## START Source data

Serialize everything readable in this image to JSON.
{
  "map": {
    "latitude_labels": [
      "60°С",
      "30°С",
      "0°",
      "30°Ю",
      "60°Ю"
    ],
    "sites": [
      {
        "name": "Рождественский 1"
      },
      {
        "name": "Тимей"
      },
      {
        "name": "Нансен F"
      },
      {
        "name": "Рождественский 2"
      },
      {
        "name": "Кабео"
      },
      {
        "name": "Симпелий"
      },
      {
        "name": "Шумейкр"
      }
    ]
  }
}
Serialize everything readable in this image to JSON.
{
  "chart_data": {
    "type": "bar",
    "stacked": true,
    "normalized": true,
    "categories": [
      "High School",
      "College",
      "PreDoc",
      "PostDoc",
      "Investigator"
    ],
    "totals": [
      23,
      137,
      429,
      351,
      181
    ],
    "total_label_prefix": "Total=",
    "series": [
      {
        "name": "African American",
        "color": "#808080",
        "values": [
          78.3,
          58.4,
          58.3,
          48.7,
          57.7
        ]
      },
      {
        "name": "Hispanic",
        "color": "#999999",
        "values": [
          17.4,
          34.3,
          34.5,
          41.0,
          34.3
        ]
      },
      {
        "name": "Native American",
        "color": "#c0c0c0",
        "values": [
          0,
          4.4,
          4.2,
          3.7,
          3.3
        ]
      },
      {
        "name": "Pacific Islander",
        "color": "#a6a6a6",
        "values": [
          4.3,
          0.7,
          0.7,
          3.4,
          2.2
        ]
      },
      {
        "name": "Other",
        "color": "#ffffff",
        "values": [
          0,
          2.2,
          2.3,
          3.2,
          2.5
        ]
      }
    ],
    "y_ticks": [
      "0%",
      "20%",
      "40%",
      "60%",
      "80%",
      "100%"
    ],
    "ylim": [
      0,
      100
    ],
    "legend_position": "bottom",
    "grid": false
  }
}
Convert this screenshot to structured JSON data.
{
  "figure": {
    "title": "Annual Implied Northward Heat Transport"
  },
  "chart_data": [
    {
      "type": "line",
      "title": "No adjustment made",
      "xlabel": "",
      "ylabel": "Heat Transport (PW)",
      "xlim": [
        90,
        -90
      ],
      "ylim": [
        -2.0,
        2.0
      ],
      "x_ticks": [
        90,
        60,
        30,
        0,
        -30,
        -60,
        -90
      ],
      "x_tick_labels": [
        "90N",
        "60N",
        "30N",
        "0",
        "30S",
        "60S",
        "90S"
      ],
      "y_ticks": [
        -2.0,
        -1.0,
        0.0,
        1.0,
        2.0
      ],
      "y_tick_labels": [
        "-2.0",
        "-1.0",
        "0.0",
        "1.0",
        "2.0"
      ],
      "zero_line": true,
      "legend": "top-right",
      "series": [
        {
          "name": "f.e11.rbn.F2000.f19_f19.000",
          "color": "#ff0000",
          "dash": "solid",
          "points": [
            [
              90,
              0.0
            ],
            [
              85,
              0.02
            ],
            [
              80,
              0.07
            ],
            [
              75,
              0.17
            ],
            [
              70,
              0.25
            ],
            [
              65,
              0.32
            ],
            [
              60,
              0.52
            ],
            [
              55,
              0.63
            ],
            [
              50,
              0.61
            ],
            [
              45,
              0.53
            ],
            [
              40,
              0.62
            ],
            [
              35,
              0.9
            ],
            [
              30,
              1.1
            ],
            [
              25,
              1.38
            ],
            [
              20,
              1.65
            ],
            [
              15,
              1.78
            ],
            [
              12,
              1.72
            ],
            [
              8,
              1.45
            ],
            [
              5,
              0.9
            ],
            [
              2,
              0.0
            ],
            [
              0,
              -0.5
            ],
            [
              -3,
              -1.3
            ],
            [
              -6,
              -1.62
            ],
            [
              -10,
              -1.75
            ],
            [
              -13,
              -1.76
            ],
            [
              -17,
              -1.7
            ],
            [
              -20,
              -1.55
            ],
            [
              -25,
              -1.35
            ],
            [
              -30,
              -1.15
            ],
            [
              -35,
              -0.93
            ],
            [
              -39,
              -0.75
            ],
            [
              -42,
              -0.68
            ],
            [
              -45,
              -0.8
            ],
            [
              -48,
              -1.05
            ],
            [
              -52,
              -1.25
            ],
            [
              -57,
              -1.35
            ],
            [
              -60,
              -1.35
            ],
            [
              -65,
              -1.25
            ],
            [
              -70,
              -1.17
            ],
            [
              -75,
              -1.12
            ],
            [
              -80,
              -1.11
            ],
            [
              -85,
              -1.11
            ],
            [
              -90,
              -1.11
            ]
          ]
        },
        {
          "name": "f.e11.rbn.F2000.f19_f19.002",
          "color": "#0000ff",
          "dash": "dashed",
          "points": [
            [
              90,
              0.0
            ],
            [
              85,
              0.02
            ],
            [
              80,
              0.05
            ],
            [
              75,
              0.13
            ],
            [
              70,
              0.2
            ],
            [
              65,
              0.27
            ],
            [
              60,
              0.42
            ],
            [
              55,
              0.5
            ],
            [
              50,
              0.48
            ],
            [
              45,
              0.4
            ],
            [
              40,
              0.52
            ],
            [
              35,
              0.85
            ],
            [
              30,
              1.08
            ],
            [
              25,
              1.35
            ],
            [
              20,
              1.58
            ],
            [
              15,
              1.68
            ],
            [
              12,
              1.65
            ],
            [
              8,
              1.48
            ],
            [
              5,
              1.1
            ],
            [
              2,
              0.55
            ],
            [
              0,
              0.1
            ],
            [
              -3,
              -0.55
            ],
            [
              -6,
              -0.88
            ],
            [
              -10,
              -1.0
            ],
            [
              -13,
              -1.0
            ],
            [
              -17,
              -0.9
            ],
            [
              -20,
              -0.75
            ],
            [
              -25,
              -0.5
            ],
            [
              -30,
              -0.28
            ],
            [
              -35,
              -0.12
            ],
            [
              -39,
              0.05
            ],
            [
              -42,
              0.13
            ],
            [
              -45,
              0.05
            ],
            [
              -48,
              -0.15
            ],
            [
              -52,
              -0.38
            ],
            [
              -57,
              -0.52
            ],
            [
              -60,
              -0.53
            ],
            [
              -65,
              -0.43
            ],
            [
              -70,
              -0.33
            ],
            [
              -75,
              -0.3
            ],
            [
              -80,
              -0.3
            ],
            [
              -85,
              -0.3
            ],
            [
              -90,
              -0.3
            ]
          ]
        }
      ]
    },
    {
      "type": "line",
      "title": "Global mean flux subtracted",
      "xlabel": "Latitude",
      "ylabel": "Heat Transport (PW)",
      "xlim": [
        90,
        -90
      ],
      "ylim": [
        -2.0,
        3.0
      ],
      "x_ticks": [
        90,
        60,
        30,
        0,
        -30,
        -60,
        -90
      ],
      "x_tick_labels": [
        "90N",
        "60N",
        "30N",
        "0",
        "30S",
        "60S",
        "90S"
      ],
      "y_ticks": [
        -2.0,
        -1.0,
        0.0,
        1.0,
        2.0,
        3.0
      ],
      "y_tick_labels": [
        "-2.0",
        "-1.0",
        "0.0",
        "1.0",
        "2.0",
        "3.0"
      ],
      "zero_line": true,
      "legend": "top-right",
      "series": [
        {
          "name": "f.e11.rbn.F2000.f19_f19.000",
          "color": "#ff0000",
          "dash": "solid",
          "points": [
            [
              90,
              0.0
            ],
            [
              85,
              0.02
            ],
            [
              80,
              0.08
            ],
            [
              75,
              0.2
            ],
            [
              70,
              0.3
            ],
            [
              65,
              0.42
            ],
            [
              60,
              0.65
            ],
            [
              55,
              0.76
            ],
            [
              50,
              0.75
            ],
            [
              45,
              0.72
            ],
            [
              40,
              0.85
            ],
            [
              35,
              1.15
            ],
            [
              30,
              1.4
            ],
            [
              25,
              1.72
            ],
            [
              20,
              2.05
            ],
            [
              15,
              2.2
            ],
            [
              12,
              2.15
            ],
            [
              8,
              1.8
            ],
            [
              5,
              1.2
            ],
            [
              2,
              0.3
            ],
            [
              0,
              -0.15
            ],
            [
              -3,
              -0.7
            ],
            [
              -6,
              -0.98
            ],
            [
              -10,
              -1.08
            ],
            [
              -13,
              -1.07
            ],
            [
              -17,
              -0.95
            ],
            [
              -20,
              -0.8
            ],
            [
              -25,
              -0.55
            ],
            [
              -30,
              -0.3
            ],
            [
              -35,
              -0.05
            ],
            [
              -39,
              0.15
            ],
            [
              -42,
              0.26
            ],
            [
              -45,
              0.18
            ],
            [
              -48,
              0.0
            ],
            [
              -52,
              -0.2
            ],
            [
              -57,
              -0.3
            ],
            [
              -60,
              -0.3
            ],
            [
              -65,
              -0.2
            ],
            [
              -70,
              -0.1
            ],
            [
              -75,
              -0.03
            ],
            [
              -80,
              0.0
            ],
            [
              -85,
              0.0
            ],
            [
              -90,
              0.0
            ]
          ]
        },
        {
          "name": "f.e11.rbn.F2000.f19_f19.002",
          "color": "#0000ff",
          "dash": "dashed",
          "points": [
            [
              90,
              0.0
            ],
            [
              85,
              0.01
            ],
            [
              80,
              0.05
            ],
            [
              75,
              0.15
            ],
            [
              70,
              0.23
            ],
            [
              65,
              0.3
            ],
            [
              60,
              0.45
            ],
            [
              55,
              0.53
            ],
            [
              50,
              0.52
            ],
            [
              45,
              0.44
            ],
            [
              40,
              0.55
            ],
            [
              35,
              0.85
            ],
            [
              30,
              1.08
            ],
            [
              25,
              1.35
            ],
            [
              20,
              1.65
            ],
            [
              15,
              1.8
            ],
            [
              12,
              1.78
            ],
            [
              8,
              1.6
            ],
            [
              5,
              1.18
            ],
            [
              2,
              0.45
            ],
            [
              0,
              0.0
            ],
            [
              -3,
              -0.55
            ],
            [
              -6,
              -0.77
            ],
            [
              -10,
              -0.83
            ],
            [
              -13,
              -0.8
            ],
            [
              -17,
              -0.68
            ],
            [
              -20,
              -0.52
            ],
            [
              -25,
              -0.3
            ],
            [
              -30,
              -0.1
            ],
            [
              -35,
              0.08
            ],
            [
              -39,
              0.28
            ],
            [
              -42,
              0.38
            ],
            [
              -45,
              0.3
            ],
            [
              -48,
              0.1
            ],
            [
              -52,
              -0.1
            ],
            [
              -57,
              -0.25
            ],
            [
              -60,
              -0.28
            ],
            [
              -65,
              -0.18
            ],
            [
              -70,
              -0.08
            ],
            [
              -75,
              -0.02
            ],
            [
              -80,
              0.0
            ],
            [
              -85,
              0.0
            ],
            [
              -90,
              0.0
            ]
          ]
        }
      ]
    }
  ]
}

## END Source data

# Work to complete
Return every line above in which the string "title" occurs.

# Correct answer
    "title": "Annual Implied Northward Heat Transport"
      "title": "No adjustment made",
      "title": "Global mean flux subtracted",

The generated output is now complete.